__Reading passage__:

+++

Few months ago I did lots of changes in my code and pushed it into master.
Now I need to remove all the changes I made, and pushing the initial state of the branch back to master.
I'm confused with all the commands and don't wanna mess my git, How can I reset a branch to his initial state?
CodePudding user response:
In the new days, you can get the working tree just like a previous revision (or actually, any revision... even from other branches) using restore
:
git restore --staged --worktree --source=<the-revision> -- .
Then, you can commit with whatever you think makes sense:
git add . # maybe this is not needed because I used --staged, but I am not that familiar with the UI so....
git commit -m "Taking it back to how it was back then"
The old way would take a few steps, but it works just as easily, no hassle:
git checkout the-commit-with-content-I-want
git reset --soft the-branch-where-i-want-it
git commit -m "Taking it back to blahblah"

+++

__What the exercise asks__: Please state when, according to the git discussion, the changes were pushed into master. The listing has nothing to do with this.

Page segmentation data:

+++

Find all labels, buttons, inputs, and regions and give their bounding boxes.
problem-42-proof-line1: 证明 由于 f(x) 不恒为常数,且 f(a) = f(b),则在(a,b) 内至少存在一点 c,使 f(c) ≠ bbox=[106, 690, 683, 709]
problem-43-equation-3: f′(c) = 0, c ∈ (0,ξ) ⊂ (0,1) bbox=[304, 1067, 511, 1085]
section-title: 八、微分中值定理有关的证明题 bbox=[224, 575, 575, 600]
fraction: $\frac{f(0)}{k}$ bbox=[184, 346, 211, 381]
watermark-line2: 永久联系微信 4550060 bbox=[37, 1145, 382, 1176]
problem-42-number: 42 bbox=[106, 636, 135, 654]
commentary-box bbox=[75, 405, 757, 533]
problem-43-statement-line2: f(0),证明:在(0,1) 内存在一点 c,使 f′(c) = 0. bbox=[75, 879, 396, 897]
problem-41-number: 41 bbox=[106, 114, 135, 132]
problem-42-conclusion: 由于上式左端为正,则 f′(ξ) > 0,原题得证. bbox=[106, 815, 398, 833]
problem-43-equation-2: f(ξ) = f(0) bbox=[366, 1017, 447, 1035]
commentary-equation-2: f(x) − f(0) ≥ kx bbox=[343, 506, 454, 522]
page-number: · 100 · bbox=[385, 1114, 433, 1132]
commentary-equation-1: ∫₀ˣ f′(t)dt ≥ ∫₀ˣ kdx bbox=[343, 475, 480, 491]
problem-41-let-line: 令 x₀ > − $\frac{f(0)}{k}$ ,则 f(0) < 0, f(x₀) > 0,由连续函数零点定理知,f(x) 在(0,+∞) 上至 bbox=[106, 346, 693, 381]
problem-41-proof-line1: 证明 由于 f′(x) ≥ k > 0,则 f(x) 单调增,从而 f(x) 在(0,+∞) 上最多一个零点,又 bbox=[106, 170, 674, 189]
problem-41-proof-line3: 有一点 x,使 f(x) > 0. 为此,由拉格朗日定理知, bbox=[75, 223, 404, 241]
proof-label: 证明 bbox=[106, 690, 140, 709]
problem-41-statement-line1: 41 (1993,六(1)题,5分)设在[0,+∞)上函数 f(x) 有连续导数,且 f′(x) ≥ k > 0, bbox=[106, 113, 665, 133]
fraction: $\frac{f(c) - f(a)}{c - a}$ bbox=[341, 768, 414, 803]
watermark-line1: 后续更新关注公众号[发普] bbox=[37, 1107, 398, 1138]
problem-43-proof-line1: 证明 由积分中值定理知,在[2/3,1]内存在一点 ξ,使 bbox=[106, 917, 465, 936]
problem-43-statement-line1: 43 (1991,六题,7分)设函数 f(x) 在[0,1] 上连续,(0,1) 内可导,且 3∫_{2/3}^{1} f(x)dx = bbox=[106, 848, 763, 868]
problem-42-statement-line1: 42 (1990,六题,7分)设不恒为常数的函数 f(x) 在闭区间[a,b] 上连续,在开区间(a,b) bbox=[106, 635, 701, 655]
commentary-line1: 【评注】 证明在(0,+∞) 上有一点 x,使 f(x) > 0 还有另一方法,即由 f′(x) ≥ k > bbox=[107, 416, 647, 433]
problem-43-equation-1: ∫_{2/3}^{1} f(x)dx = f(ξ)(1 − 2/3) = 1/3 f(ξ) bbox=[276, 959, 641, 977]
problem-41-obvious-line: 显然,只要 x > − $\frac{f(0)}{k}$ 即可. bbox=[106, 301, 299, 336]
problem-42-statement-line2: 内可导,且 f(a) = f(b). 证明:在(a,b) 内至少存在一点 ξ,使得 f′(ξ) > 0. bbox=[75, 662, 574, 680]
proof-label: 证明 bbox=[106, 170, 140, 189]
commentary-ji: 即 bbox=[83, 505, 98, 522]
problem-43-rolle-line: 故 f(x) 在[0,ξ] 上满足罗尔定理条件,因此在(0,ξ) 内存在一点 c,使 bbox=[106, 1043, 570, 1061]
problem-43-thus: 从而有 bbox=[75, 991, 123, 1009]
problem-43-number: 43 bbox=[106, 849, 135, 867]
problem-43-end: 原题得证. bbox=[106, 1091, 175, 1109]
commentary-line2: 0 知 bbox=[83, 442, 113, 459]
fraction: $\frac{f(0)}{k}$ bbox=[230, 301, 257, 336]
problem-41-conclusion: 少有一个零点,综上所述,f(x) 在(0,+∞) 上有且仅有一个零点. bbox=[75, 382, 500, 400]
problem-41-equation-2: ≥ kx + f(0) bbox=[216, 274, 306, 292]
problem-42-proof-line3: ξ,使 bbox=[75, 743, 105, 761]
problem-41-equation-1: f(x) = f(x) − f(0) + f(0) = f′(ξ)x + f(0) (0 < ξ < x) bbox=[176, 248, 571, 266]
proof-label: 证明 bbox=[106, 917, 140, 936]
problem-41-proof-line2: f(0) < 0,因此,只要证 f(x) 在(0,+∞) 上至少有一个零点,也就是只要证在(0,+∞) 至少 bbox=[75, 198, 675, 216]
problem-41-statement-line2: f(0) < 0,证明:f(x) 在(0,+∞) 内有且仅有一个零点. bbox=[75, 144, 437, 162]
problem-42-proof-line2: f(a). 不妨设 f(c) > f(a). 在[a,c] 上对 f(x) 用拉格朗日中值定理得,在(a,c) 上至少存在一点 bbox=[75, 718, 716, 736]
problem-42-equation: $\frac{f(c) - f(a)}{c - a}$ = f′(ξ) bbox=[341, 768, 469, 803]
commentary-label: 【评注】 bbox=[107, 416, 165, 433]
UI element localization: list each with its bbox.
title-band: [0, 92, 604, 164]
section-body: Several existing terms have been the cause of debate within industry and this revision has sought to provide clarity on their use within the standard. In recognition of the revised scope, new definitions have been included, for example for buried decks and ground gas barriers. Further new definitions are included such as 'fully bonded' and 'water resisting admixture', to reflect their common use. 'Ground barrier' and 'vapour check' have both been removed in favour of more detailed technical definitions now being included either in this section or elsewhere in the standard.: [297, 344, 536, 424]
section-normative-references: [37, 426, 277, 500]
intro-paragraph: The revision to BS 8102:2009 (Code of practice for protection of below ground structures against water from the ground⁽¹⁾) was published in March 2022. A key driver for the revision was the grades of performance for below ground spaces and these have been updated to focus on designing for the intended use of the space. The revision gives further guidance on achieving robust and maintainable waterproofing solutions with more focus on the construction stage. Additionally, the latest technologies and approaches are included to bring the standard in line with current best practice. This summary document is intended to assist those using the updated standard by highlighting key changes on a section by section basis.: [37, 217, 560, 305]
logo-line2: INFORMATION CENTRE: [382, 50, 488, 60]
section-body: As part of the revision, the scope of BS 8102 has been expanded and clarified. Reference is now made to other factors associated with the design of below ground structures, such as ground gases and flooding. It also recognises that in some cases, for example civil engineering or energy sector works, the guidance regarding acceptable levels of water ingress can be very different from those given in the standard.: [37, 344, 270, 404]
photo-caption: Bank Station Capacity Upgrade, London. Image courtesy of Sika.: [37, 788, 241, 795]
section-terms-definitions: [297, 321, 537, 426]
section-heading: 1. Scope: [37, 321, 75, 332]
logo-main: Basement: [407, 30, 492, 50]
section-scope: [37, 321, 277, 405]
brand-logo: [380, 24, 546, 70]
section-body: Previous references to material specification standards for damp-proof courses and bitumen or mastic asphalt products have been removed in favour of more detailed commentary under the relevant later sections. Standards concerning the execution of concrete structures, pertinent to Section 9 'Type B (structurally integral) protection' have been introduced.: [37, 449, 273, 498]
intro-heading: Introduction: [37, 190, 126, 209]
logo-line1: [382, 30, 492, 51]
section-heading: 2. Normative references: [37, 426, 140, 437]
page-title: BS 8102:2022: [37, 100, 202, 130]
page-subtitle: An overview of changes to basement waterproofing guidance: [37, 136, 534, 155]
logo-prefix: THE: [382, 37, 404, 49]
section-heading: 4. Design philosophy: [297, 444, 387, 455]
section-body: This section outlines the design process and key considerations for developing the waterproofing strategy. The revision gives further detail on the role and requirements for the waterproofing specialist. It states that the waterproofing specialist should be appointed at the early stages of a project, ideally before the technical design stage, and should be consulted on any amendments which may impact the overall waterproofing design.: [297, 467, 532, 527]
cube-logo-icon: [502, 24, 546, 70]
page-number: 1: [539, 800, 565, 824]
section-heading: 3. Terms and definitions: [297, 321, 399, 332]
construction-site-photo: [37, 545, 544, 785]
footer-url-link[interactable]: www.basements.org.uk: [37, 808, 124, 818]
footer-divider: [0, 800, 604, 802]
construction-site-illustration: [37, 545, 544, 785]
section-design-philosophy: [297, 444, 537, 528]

+++

__Task answer__: A few months ago.